*Exercise task:* Gather all lines with the word "kommune" in them.

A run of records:
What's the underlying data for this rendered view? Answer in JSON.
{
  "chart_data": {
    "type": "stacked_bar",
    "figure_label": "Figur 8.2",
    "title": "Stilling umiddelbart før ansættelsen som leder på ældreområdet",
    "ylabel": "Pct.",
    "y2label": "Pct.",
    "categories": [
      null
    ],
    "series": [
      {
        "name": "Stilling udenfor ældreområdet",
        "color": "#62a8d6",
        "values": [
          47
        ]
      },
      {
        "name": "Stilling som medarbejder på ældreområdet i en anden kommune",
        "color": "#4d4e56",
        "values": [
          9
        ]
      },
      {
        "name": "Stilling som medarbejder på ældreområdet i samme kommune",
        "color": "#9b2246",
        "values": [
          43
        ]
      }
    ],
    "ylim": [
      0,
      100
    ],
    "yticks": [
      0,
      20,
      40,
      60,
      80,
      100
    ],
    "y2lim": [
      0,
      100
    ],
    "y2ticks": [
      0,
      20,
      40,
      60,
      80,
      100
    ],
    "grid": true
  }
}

*Answer for this exercise:*
        "name": "Stilling som medarbejder på ældreområdet i en anden kommune",
        "name": "Stilling som medarbejder på ældreområdet i samme kommune",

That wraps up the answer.